§ Prompt: Search the material for "widening" and show all lines that contain it.

§ Excerpted data:
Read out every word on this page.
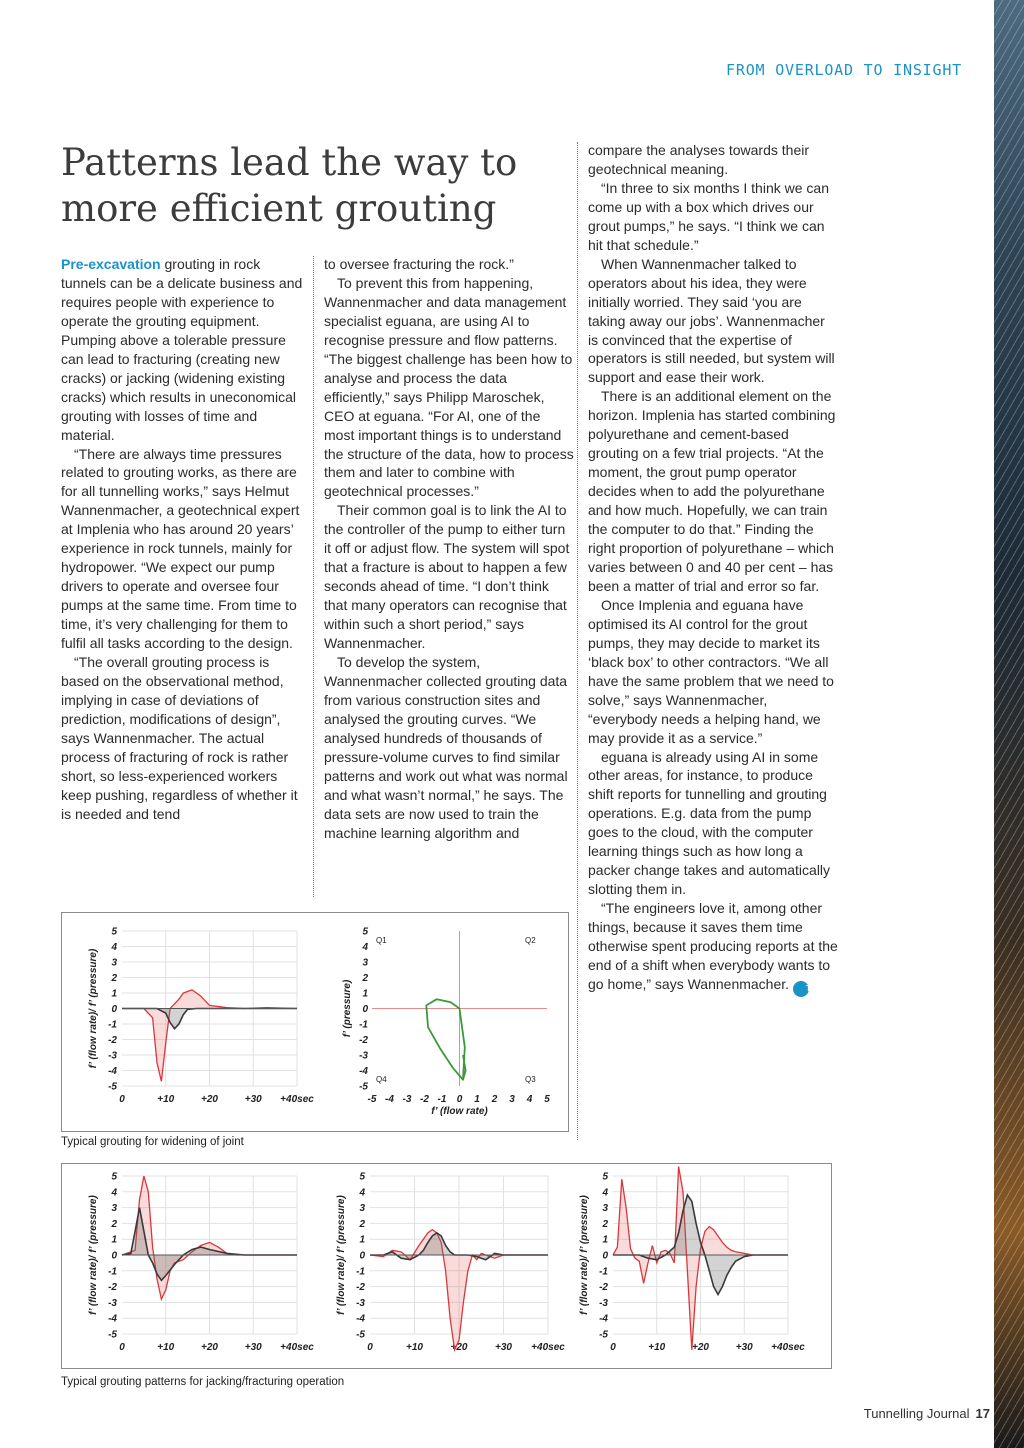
FROM OVERLOAD TO INSIGHT
Patterns lead the way to more efficient grouting

Pre-excavation grouting in rock tunnels can be a delicate business and requires people with experience to operate the grouting equipment. Pumping above a tolerable pressure can lead to fracturing (creating new cracks) or jacking (widening existing cracks) which results in uneconomical grouting with losses of time and material.

“There are always time pressures related to grouting works, as there are for all tunnelling works,” says Helmut Wannenmacher, a geotechnical expert at Implenia who has around 20 years’ experience in rock tunnels, mainly for hydropower. “We expect our pump drivers to operate and oversee four pumps at the same time. From time to time, it’s very challenging for them to fulfil all tasks according to the design.

“The overall grouting process is based on the observational method, implying in case of deviations of prediction, modifications of design”, says Wannenmacher. The actual process of fracturing of rock is rather short, so less-experienced workers keep pushing, regardless of whether it is needed and tend

to oversee fracturing the rock.”

To prevent this from happening, Wannenmacher and data management specialist eguana, are using AI to recognise pressure and flow patterns. “The biggest challenge has been how to analyse and process the data efficiently,” says Philipp Maroschek, CEO at eguana. “For AI, one of the most important things is to understand the structure of the data, how to process them and later to combine with geotechnical processes.”

Their common goal is to link the AI to the controller of the pump to either turn it off or adjust flow. The system will spot that a fracture is about to happen a few seconds ahead of time. “I don’t think that many operators can recognise that within such a short period,” says Wannenmacher.

To develop the system, Wannenmacher collected grouting data from various construction sites and analysed the grouting curves. “We analysed hundreds of thousands of pressure-volume curves to find similar patterns and work out what was normal and what wasn’t normal,” he says. The data sets are now used to train the machine learning algorithm and

compare the analyses towards their geotechnical meaning.

“In three to six months I think we can come up with a box which drives our grout pumps,” he says. “I think we can hit that schedule.”

When Wannenmacher talked to operators about his idea, they were initially worried. They said ‘you are taking away our jobs’. Wannenmacher is convinced that the expertise of operators is still needed, but system will support and ease their work.

There is an additional element on the horizon. Implenia has started combining polyurethane and cement-based grouting on a few trial projects. “At the moment, the grout pump operator decides when to add the polyurethane and how much. Hopefully, we can train the computer to do that.” Finding the right proportion of polyurethane – which varies between 0 and 40 per cent – has been a matter of trial and error so far.

Once Implenia and eguana have optimised its AI control for the grout pumps, they may decide to market its ‘black box’ to other contractors. “We all have the same problem that we need to solve,” says Wannenmacher, “everybody needs a helping hand, we may provide it as a service.”

eguana is already using AI in some other areas, for instance, to produce shift reports for tunnelling and grouting operations. E.g. data from the pump goes to the cloud, with the computer learning things such as how long a packer change takes and automatically slotting them in.

“The engineers love it, among other things, because it saves them time otherwise spent producing reports at the end of a shift when everybody wants to go home,” says Wannenmacher. TJ

5
4
3
2
1
0
-1
-2
-3
-4
-5
0	+10	+20	+30 +40sec
f’ (flow rate)/ f’ (pressure)
5
4
3
2
1
0
-1
-2
-3
-4
-5
-5 -4 -3 -2 -1 0 1 2 3 4 5
Q1	Q2
Q3
Q4
f’ (pressure)
f’ (flow rate)
Typical grouting for widening of joint
5
4
3
2
1
0
-1
-2
-3
-4
-5
0	+10	+20	+30 +40sec
f’ (flow rate)/ f’ (pressure)
5
4
3
2
1
0
-1
-2
-3
-4
-5
0	+10	+20	+30 +40sec
f’ (flow rate)/ f’ (pressure)
5
4
3
2
1
0
-1
-2
-3
-4
-5
0	+10	+20	+30 +40sec
f’ (flow rate)/ f’ (pressure)
Typical grouting patterns for jacking/fracturing operation
Tunnelling Journal 17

§ Task result:
Pre-excavation grouting in rock tunnels can be a delicate business and requires people with experience to operate the grouting equipment. Pumping above a tolerable pressure can lead to fracturing (creating new cracks) or jacking (widening existing cracks) which results in uneconomical grouting with losses of time and material.
Typical grouting for widening of joint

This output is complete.